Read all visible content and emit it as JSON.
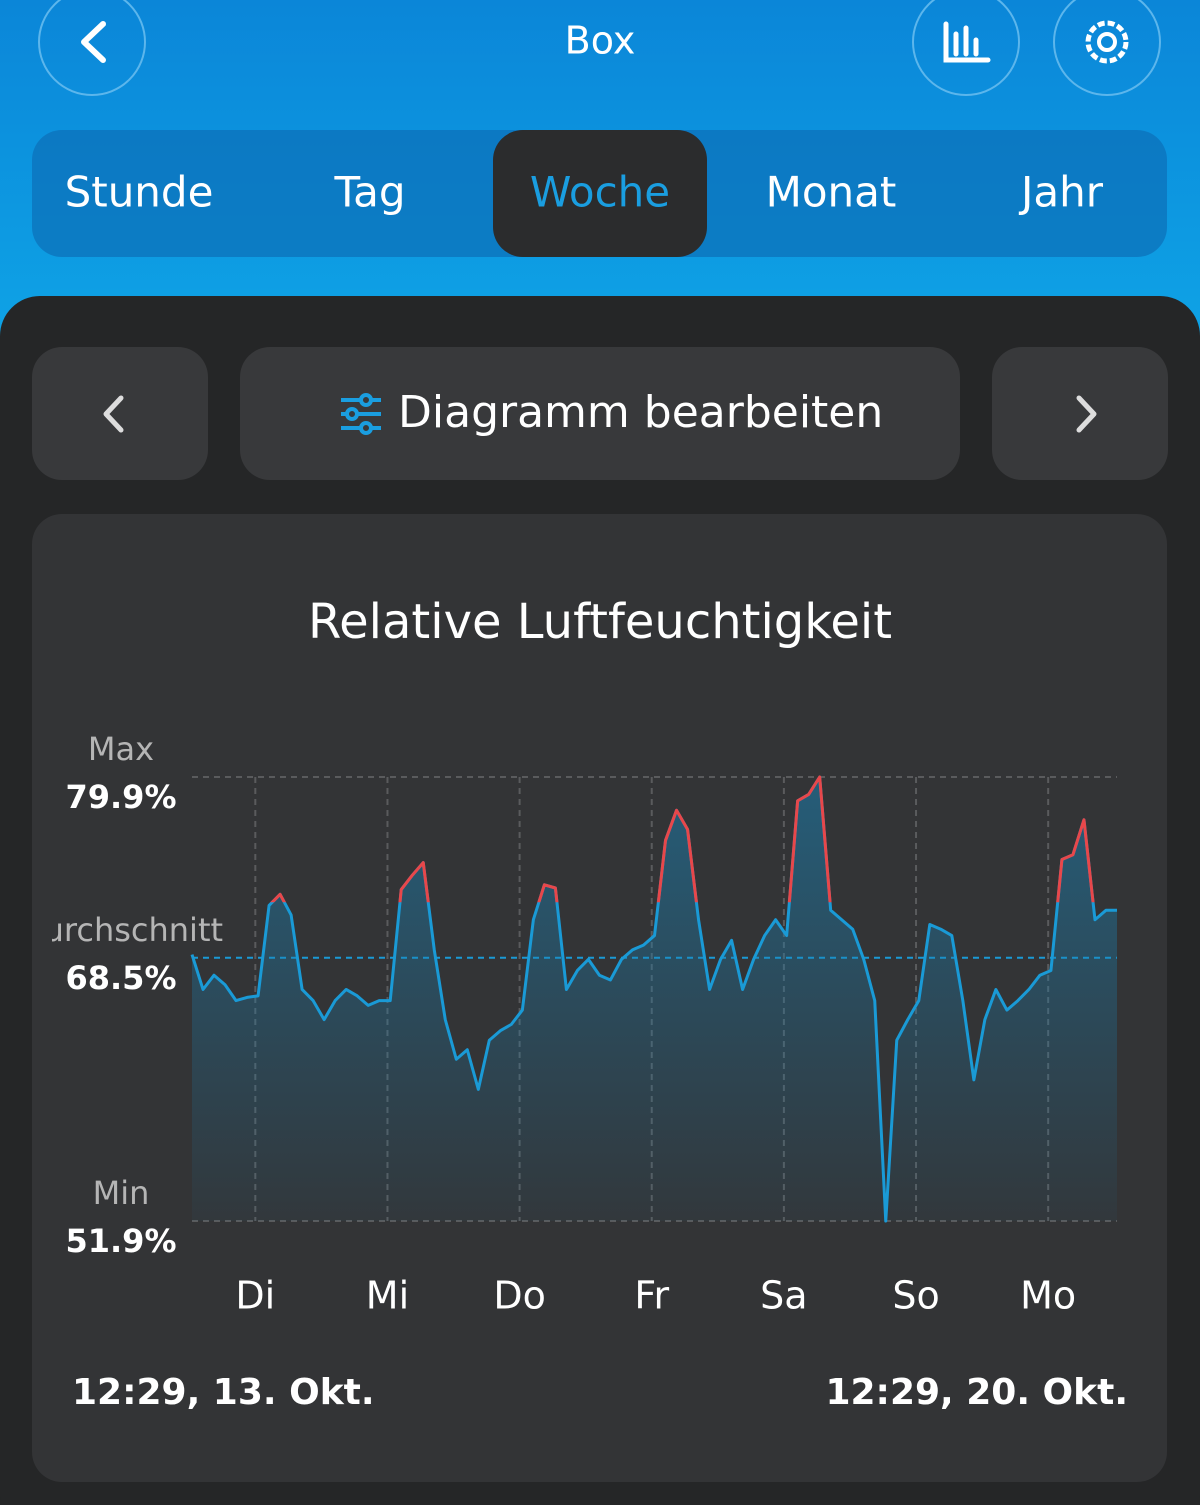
{
  "header": {
    "title": "Box"
  },
  "tabs": [
    "Stunde",
    "Tag",
    "Woche",
    "Monat",
    "Jahr"
  ],
  "toolbar": {
    "edit_button": "Diagramm bearbeiten"
  },
  "chart_data": {
    "type": "line",
    "title": "Relative Luftfeuchtigkeit",
    "x": [
      0,
      2,
      4,
      6,
      8,
      10,
      12,
      14,
      16,
      18,
      20,
      22,
      24,
      26,
      28,
      30,
      32,
      34,
      36,
      38,
      40,
      42,
      44,
      46,
      48,
      50,
      52,
      54,
      56,
      58,
      60,
      62,
      64,
      66,
      68,
      70,
      72,
      74,
      76,
      78,
      80,
      82,
      84,
      86,
      88,
      90,
      92,
      94,
      96,
      98,
      100,
      102,
      104,
      106,
      108,
      110,
      112,
      114,
      116,
      118,
      120,
      122,
      124,
      126,
      128,
      130,
      132,
      134,
      136,
      138,
      140,
      142,
      144,
      146,
      148,
      150,
      152,
      154,
      156,
      158,
      160,
      162,
      164,
      166,
      168
    ],
    "series": [
      {
        "color": "#1a9ad6",
        "values": [
          68.7,
          66.5,
          67.4,
          66.8,
          65.8,
          66,
          66.1,
          71.8,
          72.5,
          71.2,
          66.5,
          65.8,
          64.6,
          65.8,
          66.5,
          66.1,
          65.5,
          65.8,
          65.8,
          72.8,
          73.7,
          74.5,
          69,
          64.6,
          62.1,
          62.7,
          60.2,
          63.3,
          63.9,
          64.3,
          65.2,
          70.9,
          73.1,
          72.9,
          66.5,
          67.7,
          68.4,
          67.4,
          67.1,
          68.4,
          69,
          69.3,
          69.9,
          75.9,
          77.8,
          76.6,
          70.9,
          66.5,
          68.4,
          69.6,
          66.5,
          68.4,
          69.9,
          70.9,
          69.9,
          78.4,
          78.8,
          79.9,
          71.5,
          70.9,
          70.3,
          68.4,
          65.8,
          51.9,
          63.3,
          64.6,
          65.8,
          70.6,
          70.3,
          69.9,
          65.8,
          60.8,
          64.6,
          66.5,
          65.2,
          65.8,
          66.5,
          67.4,
          67.7,
          74.7,
          75,
          77.2,
          70.9,
          71.5,
          71.5
        ]
      }
    ],
    "color_above": {
      "value": 72,
      "color": "#e8474a"
    },
    "xlim": [
      0,
      168
    ],
    "xticks": [
      {
        "value": 11.5,
        "label": "Di"
      },
      {
        "value": 35.5,
        "label": "Mi"
      },
      {
        "value": 59.5,
        "label": "Do"
      },
      {
        "value": 83.5,
        "label": "Fr"
      },
      {
        "value": 107.5,
        "label": "Sa"
      },
      {
        "value": 131.5,
        "label": "So"
      },
      {
        "value": 155.5,
        "label": "Mo"
      }
    ],
    "ylim": [
      51.9,
      79.9
    ],
    "yticks": [
      {
        "value": 79.9,
        "label": "79.9%"
      },
      {
        "value": 68.5,
        "label": "68.5%"
      },
      {
        "value": 51.9,
        "label": "51.9%"
      }
    ],
    "ytick_names": [
      "Max",
      "Durchschnitt",
      "Min"
    ],
    "start_label": "12:29,  13. Okt.",
    "end_label": "12:29,  20. Okt."
  }
}
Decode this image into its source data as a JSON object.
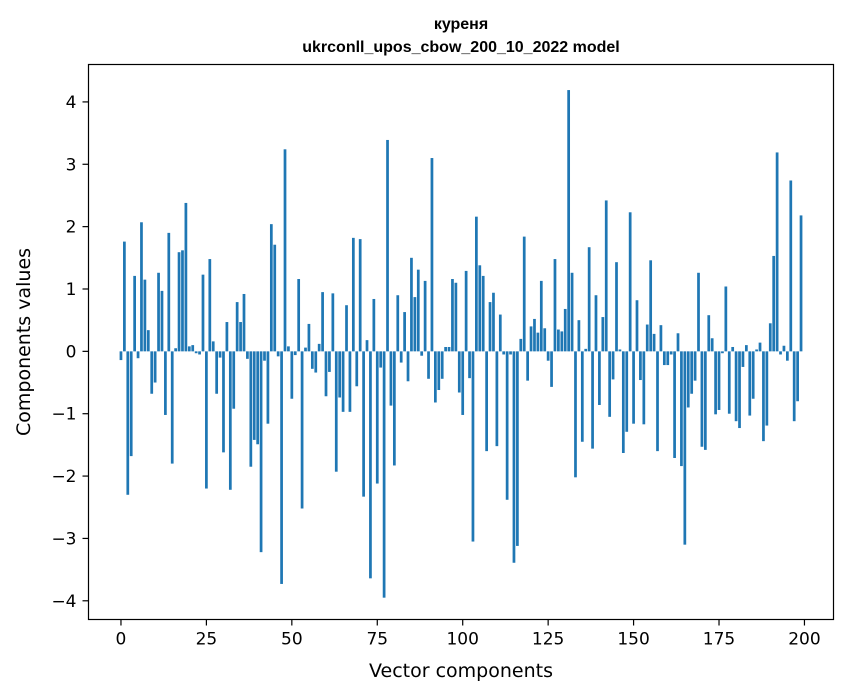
{
  "chart_data": {
    "type": "bar",
    "title": "куреня",
    "subtitle": "ukrconll_upos_cbow_200_10_2022 model",
    "xlabel": "Vector components",
    "ylabel": "Components values",
    "xlim": [
      -9.5,
      208.5
    ],
    "ylim": [
      -4.3,
      4.6
    ],
    "xticks": [
      0,
      25,
      50,
      75,
      100,
      125,
      150,
      175,
      200
    ],
    "yticks": [
      -4,
      -3,
      -2,
      -1,
      0,
      1,
      2,
      3,
      4
    ],
    "ytick_labels": [
      "−4",
      "−3",
      "−2",
      "−1",
      "0",
      "1",
      "2",
      "3",
      "4"
    ],
    "bar_color": "#1f77b4",
    "x": [
      0,
      1,
      2,
      3,
      4,
      5,
      6,
      7,
      8,
      9,
      10,
      11,
      12,
      13,
      14,
      15,
      16,
      17,
      18,
      19,
      20,
      21,
      22,
      23,
      24,
      25,
      26,
      27,
      28,
      29,
      30,
      31,
      32,
      33,
      34,
      35,
      36,
      37,
      38,
      39,
      40,
      41,
      42,
      43,
      44,
      45,
      46,
      47,
      48,
      49,
      50,
      51,
      52,
      53,
      54,
      55,
      56,
      57,
      58,
      59,
      60,
      61,
      62,
      63,
      64,
      65,
      66,
      67,
      68,
      69,
      70,
      71,
      72,
      73,
      74,
      75,
      76,
      77,
      78,
      79,
      80,
      81,
      82,
      83,
      84,
      85,
      86,
      87,
      88,
      89,
      90,
      91,
      92,
      93,
      94,
      95,
      96,
      97,
      98,
      99,
      100,
      101,
      102,
      103,
      104,
      105,
      106,
      107,
      108,
      109,
      110,
      111,
      112,
      113,
      114,
      115,
      116,
      117,
      118,
      119,
      120,
      121,
      122,
      123,
      124,
      125,
      126,
      127,
      128,
      129,
      130,
      131,
      132,
      133,
      134,
      135,
      136,
      137,
      138,
      139,
      140,
      141,
      142,
      143,
      144,
      145,
      146,
      147,
      148,
      149,
      150,
      151,
      152,
      153,
      154,
      155,
      156,
      157,
      158,
      159,
      160,
      161,
      162,
      163,
      164,
      165,
      166,
      167,
      168,
      169,
      170,
      171,
      172,
      173,
      174,
      175,
      176,
      177,
      178,
      179,
      180,
      181,
      182,
      183,
      184,
      185,
      186,
      187,
      188,
      189,
      190,
      191,
      192,
      193,
      194,
      195,
      196,
      197,
      198,
      199
    ],
    "values": [
      -0.14,
      1.76,
      -2.3,
      -1.68,
      1.21,
      -0.11,
      2.07,
      1.15,
      0.34,
      -0.68,
      -0.5,
      1.26,
      0.97,
      -1.02,
      1.9,
      -1.8,
      0.05,
      1.59,
      1.62,
      2.38,
      0.08,
      0.1,
      -0.03,
      -0.05,
      1.23,
      -2.2,
      1.48,
      0.16,
      -0.68,
      -0.1,
      -1.62,
      0.47,
      -2.22,
      -0.92,
      0.79,
      0.47,
      0.92,
      -0.12,
      -1.85,
      -1.42,
      -1.49,
      -3.22,
      -0.15,
      -1.16,
      2.04,
      1.71,
      -0.08,
      -3.73,
      3.24,
      0.08,
      -0.76,
      -0.06,
      1.16,
      -2.52,
      0.06,
      0.44,
      -0.28,
      -0.34,
      0.12,
      0.95,
      -0.72,
      -0.33,
      0.93,
      -1.93,
      -0.74,
      -0.97,
      0.74,
      -0.97,
      1.82,
      -0.56,
      1.8,
      -2.33,
      0.18,
      -3.64,
      0.84,
      -2.12,
      -0.26,
      -3.95,
      3.39,
      -0.87,
      -1.83,
      0.9,
      -0.18,
      0.63,
      -0.48,
      1.5,
      0.87,
      1.31,
      -0.07,
      1.13,
      -0.44,
      3.1,
      -0.82,
      -0.62,
      -0.44,
      0.07,
      0.07,
      1.16,
      1.1,
      -0.66,
      -1.02,
      1.29,
      -0.43,
      -3.05,
      2.16,
      1.38,
      1.21,
      -1.6,
      0.79,
      0.94,
      -1.52,
      0.59,
      -0.05,
      -2.38,
      -0.05,
      -3.39,
      -3.12,
      0.2,
      1.84,
      -0.47,
      0.4,
      0.52,
      0.3,
      1.13,
      0.37,
      -0.15,
      -0.57,
      1.48,
      0.35,
      0.32,
      0.68,
      4.19,
      1.26,
      -2.02,
      0.5,
      -1.45,
      0.04,
      1.67,
      -1.56,
      0.9,
      -0.86,
      0.55,
      2.42,
      -1.05,
      -0.45,
      1.43,
      0.03,
      -1.63,
      -1.29,
      2.23,
      -1.16,
      0.82,
      -0.46,
      -1.17,
      0.43,
      1.46,
      0.28,
      -1.6,
      0.42,
      -0.22,
      -0.22,
      -0.05,
      -1.71,
      0.29,
      -1.84,
      -3.1,
      -0.9,
      -0.68,
      -0.47,
      1.26,
      -1.53,
      -1.58,
      0.58,
      0.21,
      -1.01,
      -0.94,
      -0.03,
      1.04,
      -1.0,
      0.07,
      -1.12,
      -1.23,
      -0.25,
      0.1,
      -1.03,
      -0.76,
      0.03,
      0.14,
      -1.44,
      -1.19,
      0.45,
      1.53,
      3.19,
      -0.05,
      0.09,
      -0.15,
      2.74,
      -1.12,
      -0.8,
      2.18
    ]
  }
}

----

## Given task
Which lines above contain the word "JSON"? Copy each of them.

## Answer to the task
Read all visible content and emit it as JSON.
Decode this image into its source data as a JSON object.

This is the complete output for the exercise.